## Task goal:
Can you pull out each line of the data below that includes the word "name"?

## Provided records:

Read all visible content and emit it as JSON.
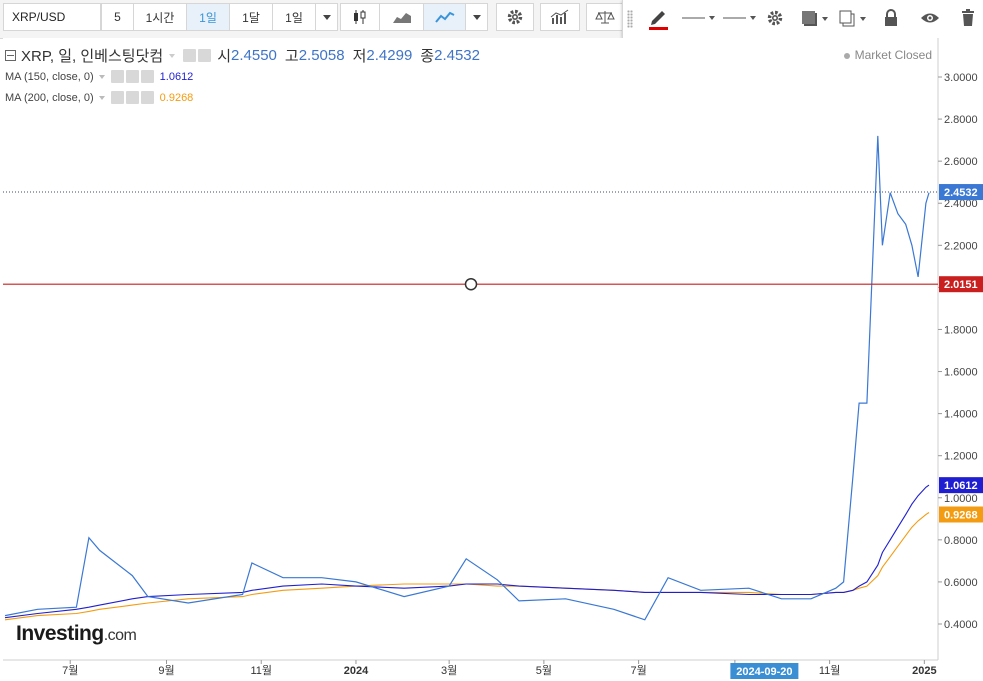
{
  "toolbar": {
    "symbol": "XRP/USD",
    "interval_buttons": [
      "5",
      "1시간",
      "1일",
      "1달",
      "1일"
    ],
    "active_interval": "1일"
  },
  "legend": {
    "title": "XRP, 일, 인베스팅닷컴",
    "open_label": "시",
    "open": "2.4550",
    "high_label": "고",
    "high": "2.5058",
    "low_label": "저",
    "low": "2.4299",
    "close_label": "종",
    "close": "2.4532",
    "ma150": {
      "label": "MA (150, close, 0)",
      "value": "1.0612"
    },
    "ma200": {
      "label": "MA (200, close, 0)",
      "value": "0.9268"
    }
  },
  "status": "Market Closed",
  "logo": {
    "brand": "Investing",
    "suffix": ".com"
  },
  "colors": {
    "price": "#3a78d4",
    "ma150": "#1f1fd1",
    "ma200": "#f39c12",
    "hline": "#c91f1f",
    "crosshair_label": "#3a8fd4"
  },
  "icons": [
    "candles-icon",
    "area-chart-icon",
    "line-chart-icon",
    "settings-gear-icon",
    "indicators-icon",
    "compare-scale-icon",
    "pencil-icon",
    "line-style-icon",
    "line-width-icon",
    "settings-gear-icon",
    "fill-icon",
    "clone-icon",
    "lock-icon",
    "eye-icon",
    "trash-icon"
  ],
  "chart_data": {
    "type": "line",
    "title": "XRP, 일, 인베스팅닷컴",
    "x_ticks": [
      "7월",
      "9월",
      "11월",
      "2024",
      "3월",
      "5월",
      "7월",
      "9",
      "11월",
      "2025"
    ],
    "crosshair_x_label": "2024-09-20",
    "y_ticks": [
      "3.0000",
      "2.8000",
      "2.6000",
      "2.4000",
      "2.2000",
      "2.0000",
      "1.8000",
      "1.6000",
      "1.4000",
      "1.2000",
      "1.0000",
      "0.8000",
      "0.6000",
      "0.4000"
    ],
    "ylim": [
      0.28,
      3.1
    ],
    "horizontal_line": {
      "value": 2.0151,
      "label": "2.0151"
    },
    "last_price": {
      "value": 2.4532,
      "label": "2.4532"
    },
    "x": [
      "2023-05-20",
      "2023-06-10",
      "2023-07-05",
      "2023-07-13",
      "2023-07-20",
      "2023-08-10",
      "2023-08-20",
      "2023-09-15",
      "2023-10-20",
      "2023-10-26",
      "2023-11-15",
      "2023-12-10",
      "2024-01-01",
      "2024-02-01",
      "2024-03-01",
      "2024-03-12",
      "2024-04-01",
      "2024-04-15",
      "2024-05-15",
      "2024-06-15",
      "2024-07-05",
      "2024-07-20",
      "2024-08-10",
      "2024-09-10",
      "2024-10-01",
      "2024-10-20",
      "2024-11-05",
      "2024-11-10",
      "2024-11-16",
      "2024-11-20",
      "2024-11-25",
      "2024-12-02",
      "2024-12-05",
      "2024-12-10",
      "2024-12-15",
      "2024-12-20",
      "2024-12-24",
      "2024-12-28",
      "2025-01-02",
      "2025-01-04"
    ],
    "series": [
      {
        "name": "XRP",
        "values": [
          0.44,
          0.47,
          0.48,
          0.81,
          0.75,
          0.63,
          0.53,
          0.5,
          0.54,
          0.69,
          0.62,
          0.62,
          0.6,
          0.53,
          0.58,
          0.71,
          0.61,
          0.51,
          0.52,
          0.47,
          0.42,
          0.62,
          0.56,
          0.57,
          0.52,
          0.52,
          0.57,
          0.6,
          1.1,
          1.45,
          1.45,
          2.72,
          2.2,
          2.45,
          2.35,
          2.3,
          2.2,
          2.05,
          2.4,
          2.45
        ]
      },
      {
        "name": "MA (150, close, 0)",
        "values": [
          0.43,
          0.45,
          0.47,
          0.48,
          0.49,
          0.52,
          0.53,
          0.54,
          0.55,
          0.56,
          0.58,
          0.59,
          0.58,
          0.57,
          0.58,
          0.59,
          0.59,
          0.58,
          0.57,
          0.56,
          0.55,
          0.55,
          0.55,
          0.54,
          0.54,
          0.54,
          0.55,
          0.55,
          0.56,
          0.58,
          0.6,
          0.68,
          0.74,
          0.8,
          0.86,
          0.92,
          0.97,
          1.01,
          1.05,
          1.06
        ]
      },
      {
        "name": "MA (200, close, 0)",
        "values": [
          0.42,
          0.44,
          0.45,
          0.46,
          0.47,
          0.49,
          0.5,
          0.52,
          0.53,
          0.54,
          0.56,
          0.57,
          0.58,
          0.59,
          0.59,
          0.59,
          0.58,
          0.58,
          0.57,
          0.56,
          0.55,
          0.55,
          0.55,
          0.55,
          0.54,
          0.54,
          0.55,
          0.55,
          0.56,
          0.57,
          0.58,
          0.63,
          0.67,
          0.72,
          0.77,
          0.82,
          0.86,
          0.89,
          0.92,
          0.93
        ]
      }
    ]
  }
}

## The output:
        "name": "XRP",
        "name": "MA (150, close, 0)",
        "name": "MA (200, close, 0)",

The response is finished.